## Texto
===============

Será la quinta mujer en la Real Academia Española, sólo la quinta. La escritora, que acaba de publicar 'Compañeras de viaje', habla de la importancia de los maestros, las ideas, el agua.

Javier Rodríguez Marcos

Soledad Puértolas guarda en la cocina los trofeos de los premios literarios que ha ganado. Los más reconocibles de un vistazo son el Planeta, que recibió en 1989 por Queda la noche, y el Anagrama de ensayo, que obtuvo cuatro años más tarde por La vida oculta. El primero le permitió dejar un trabajo fijo y empezar a escribir por las mañanas. El segundo, reflexionar sobre una vocación que ha llevado a la escritora zaragozana a escribir 15 novelas -desde El bandido doblemente armado hasta Cielo nocturno-, cinco libros de cuentos y dos volúmenes autobiográficos, entre ellos Con mi madre, uno de los grandes títulos de la reciente literatura memorialística española y la prueba de que Flaubert se equivoca en una frase que a ella le gusta citar: "Cuanto menos se siente una cosa, más apto se es para expresarla exactamente".

"Nunca me han arrastrado las consignas, por eso no me siento desencantada"

El marido de Soledad Puértolas ha salido a pasear a sus dos perros por las calles de Pozuelo de Alarcón (Madrid), "un pueblo atrapado en una gran ciudad", y el teléfono da una tregua después de que a la novelista le llovieran durante días las felicitaciones por su reciente elección como nueva académica de la lengua. Todo aquello le pilló a punto de terminar una novela, así que tuvo que aparcarla para escribir el primer borrador de su discurso de ingreso en la Real Academia Española (RAE). "No tengo prisa", explica, "lo que quiero es volver a la novela". El tema del discurso son los personajes secundarios de El Quijote, y esa especie de dueños de la segunda fila son también los protagonistas del último libro de Puértolas, Compañeras de viaje (Anagrama), una colección de cuentos escrita por alguien a quien no le gusta viajar, pero que ha vivido en Noruega y EE UU y ha recorrido medio mundo. En muchos de los hoteles que pueblan estos nuevos relatos hay una piscina. No en vano, junto a la literatura, la otra gran vocación de la escritora, de 63 años, es la natación. "Hago cada día 40 largos. Mis hijos me preguntan riéndose si me estoy preparando para los Juegos Olímpicos. Y con la misma risa yo respondo: ¿quién sabe?". Que se sepa, en la RAE no hay piscina. Por ahora.

===============

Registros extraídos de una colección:
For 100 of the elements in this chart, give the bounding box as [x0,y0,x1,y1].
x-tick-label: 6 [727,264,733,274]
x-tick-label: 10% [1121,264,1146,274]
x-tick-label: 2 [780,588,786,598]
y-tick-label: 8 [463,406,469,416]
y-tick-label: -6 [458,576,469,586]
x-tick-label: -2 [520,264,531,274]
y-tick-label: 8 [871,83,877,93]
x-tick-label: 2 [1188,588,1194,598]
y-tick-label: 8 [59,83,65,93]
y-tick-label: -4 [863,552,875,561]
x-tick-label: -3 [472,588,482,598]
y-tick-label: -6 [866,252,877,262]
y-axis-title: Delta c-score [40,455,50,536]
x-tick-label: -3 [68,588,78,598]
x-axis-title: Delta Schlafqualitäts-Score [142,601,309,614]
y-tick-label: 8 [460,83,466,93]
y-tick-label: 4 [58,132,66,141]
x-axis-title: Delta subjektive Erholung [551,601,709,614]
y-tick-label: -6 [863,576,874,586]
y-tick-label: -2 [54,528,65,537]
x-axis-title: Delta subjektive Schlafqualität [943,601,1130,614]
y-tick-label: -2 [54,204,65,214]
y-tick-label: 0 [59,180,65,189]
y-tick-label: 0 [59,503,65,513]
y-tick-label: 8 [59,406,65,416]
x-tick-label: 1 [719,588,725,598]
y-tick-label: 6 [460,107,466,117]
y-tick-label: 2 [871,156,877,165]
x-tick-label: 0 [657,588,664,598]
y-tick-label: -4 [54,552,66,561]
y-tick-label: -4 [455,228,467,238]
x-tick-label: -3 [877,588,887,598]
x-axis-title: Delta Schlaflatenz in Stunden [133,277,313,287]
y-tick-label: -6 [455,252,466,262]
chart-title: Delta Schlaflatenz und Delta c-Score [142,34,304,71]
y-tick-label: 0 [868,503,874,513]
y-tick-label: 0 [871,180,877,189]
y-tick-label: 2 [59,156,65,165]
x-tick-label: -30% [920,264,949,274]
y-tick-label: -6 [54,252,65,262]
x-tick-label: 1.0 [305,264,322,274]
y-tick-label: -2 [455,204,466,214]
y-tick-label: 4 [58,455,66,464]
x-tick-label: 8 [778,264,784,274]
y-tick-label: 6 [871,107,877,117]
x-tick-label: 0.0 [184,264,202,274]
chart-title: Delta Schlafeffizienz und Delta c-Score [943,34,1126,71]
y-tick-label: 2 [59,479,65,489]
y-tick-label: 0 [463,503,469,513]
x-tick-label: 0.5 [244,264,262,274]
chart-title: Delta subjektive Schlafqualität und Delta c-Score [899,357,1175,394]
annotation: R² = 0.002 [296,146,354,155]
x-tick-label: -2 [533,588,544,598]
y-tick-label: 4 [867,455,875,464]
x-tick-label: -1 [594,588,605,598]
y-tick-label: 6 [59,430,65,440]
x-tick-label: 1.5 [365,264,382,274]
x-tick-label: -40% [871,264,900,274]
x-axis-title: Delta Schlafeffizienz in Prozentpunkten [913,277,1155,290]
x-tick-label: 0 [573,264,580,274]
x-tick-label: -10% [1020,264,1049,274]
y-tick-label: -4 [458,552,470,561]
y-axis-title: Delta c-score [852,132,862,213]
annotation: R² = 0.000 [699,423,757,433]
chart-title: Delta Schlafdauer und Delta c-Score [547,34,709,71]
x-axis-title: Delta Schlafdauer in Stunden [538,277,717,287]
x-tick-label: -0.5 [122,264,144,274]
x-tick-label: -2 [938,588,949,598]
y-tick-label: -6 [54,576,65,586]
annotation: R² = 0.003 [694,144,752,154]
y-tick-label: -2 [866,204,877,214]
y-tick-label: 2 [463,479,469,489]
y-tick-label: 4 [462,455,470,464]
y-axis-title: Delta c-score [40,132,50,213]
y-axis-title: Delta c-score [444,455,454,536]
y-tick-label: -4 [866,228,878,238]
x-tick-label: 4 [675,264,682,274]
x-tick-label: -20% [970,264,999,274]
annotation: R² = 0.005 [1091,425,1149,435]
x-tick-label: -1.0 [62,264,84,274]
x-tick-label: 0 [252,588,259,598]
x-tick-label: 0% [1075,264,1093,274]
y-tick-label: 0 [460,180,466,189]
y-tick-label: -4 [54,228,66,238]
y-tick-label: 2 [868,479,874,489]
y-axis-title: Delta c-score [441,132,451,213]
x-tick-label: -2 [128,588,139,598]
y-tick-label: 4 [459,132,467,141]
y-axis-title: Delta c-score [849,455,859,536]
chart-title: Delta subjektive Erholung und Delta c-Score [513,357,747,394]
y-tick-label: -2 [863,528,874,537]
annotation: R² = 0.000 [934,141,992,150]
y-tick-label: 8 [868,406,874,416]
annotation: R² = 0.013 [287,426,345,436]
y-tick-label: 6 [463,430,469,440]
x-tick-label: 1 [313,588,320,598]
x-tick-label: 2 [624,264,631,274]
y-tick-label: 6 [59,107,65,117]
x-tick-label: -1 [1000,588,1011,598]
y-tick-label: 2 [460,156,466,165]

===============

## Instrucción 1
Sustituye "x-axis-title" por "x-axis-label" en los registros, desde el comienzo hasta la línea que contiene "y-tick-label: -2 [455,204,466,214]", incluida esta. Devuelve esas líneas sin ningún otro cambio.
## Instrucción 2
Retoma el texto sobre Soledad Puértolas y continúalo a partir de su última frase.

## Respuesta 1
For 100 of the elements in this chart, give the bounding box as [x0,y0,x1,y1].
x-tick-label: 6 [727,264,733,274]
x-tick-label: 10% [1121,264,1146,274]
x-tick-label: 2 [780,588,786,598]
y-tick-label: 8 [463,406,469,416]
y-tick-label: -6 [458,576,469,586]
x-tick-label: -2 [520,264,531,274]
y-tick-label: 8 [871,83,877,93]
x-tick-label: 2 [1188,588,1194,598]
y-tick-label: 8 [59,83,65,93]
y-tick-label: -4 [863,552,875,561]
x-tick-label: -3 [472,588,482,598]
y-tick-label: -6 [866,252,877,262]
y-axis-title: Delta c-score [40,455,50,536]
x-tick-label: -3 [68,588,78,598]
x-axis-label: Delta Schlafqualitäts-Score [142,601,309,614]
y-tick-label: 8 [460,83,466,93]
y-tick-label: 4 [58,132,66,141]
x-axis-label: Delta subjektive Erholung [551,601,709,614]
y-tick-label: -6 [863,576,874,586]
y-tick-label: -2 [54,528,65,537]
x-axis-label: Delta subjektive Schlafqualität [943,601,1130,614]
y-tick-label: -2 [54,204,65,214]
y-tick-label: 0 [59,180,65,189]
y-tick-label: 0 [59,503,65,513]
y-tick-label: 8 [59,406,65,416]
x-tick-label: 1 [719,588,725,598]
y-tick-label: 6 [460,107,466,117]
y-tick-label: 2 [871,156,877,165]
x-tick-label: 0 [657,588,664,598]
y-tick-label: -4 [54,552,66,561]
y-tick-label: -4 [455,228,467,238]
x-tick-label: -3 [877,588,887,598]
x-axis-label: Delta Schlaflatenz in Stunden [133,277,313,287]
y-tick-label: -6 [455,252,466,262]
chart-title: Delta Schlaflatenz und Delta c-Score [142,34,304,71]
y-tick-label: 0 [868,503,874,513]
y-tick-label: 0 [871,180,877,189]
y-tick-label: 2 [59,156,65,165]
x-tick-label: -30% [920,264,949,274]
y-tick-label: -6 [54,252,65,262]
x-tick-label: 1.0 [305,264,322,274]
y-tick-label: -2 [455,204,466,214]

## Respuesta 2
¿En quién pensó cuando supo que la habían elegido académica? En mis padres, que están los dos muertos. Mi madre siempre fue muy austera y de poco conceder importancia a los méritos. Aunque le hubiera hecho ilusión, habría dicho: "Bueno, hija…". Y habría pasado a otra cosa. Mi padre habría estado como loco, orgullosísimo. Mi madre también, pero más seca. Y yo la entiendo. Le horrorizaba que pareciera que no valoraba a los demás. De niña era igual. En el colegio, mis dos hermanas y yo éramos aplicadas y buenas, y ella no le daba la mínima importancia. Ni a los éxitos ni a los fracasos. A lo que daba importancia era al hecho de que sus hijas tuvieran una carrera y capacidad de ganarse la vida, pero el brillo social no le interesaba.

¿Y qué le habría dicho aquel profesor de lingüística que tuvo en California en los años setenta y que le recomendó que abandonara las consonantes fricativas y se dedicara a la novela? ¿Arturo Serrano-Plaja? Me habría dicho: "¿Ve cómo yo tenía razón?". Y acto seguido: "Pero esto no es lo importante. Lo importante es que escriba bien y que siga tratando de no hacer anacolutos". Era un tímido enfermizo, pero de una inteligencia y una sensibilidad como poca gente he conocido. Para él, decirme eso fue un trauma. No tenía ninguna confianza con los alumnos. Jamás te hacía una confidencia.

José Luis Aranguren, al que también tuvo como profesor allí, era muy distinto, ¿no? Era lo contrario: muy sociable y cariñoso. Le gustaba tener amigos jóvenes. Para mí son algo más que profesores. Son todo un regalo.

Aranguren había tenido que dejar la universidad española por problemas con el régimen franquista. ¿Hablaban mucho de la situación aquí? La verdad es que no tanto. Lo que hicimos todos fue fundamentalmente desconectar de España. Claro que pasaron muchas cosas -cuando ejecutaron a Salvador Puig Antich salimos todos en manifestación-, pero España no era un tema de conversación primordial. Nos interesaba, pero nos encantaba estar en un lugar tan distinto.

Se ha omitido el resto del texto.